begin

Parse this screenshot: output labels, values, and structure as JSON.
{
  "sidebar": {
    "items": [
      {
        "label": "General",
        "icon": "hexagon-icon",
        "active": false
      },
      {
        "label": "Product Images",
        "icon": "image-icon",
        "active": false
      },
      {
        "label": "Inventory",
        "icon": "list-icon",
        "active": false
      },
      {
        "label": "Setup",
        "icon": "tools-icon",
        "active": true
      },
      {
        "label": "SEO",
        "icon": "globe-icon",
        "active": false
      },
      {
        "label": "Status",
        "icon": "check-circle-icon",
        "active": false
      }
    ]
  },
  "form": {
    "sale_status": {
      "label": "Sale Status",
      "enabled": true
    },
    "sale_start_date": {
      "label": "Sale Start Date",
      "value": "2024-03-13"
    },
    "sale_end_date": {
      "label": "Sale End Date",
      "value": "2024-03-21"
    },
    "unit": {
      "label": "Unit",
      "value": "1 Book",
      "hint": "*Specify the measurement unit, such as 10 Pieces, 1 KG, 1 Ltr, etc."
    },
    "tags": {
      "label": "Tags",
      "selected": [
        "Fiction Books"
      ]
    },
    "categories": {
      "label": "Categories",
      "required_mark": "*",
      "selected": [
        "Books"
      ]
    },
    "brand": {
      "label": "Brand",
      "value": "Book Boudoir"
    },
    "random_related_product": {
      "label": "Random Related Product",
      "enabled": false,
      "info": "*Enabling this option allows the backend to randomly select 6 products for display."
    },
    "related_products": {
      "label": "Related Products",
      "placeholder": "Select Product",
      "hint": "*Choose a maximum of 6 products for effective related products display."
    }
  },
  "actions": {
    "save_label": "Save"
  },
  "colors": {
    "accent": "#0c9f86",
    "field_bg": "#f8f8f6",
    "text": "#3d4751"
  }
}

end

Show the lines from the data above that contain the string "icon".

=== Reply ===
        "icon": "hexagon-icon",
        "icon": "image-icon",
        "icon": "list-icon",
        "icon": "tools-icon",
        "icon": "globe-icon",
        "icon": "check-circle-icon",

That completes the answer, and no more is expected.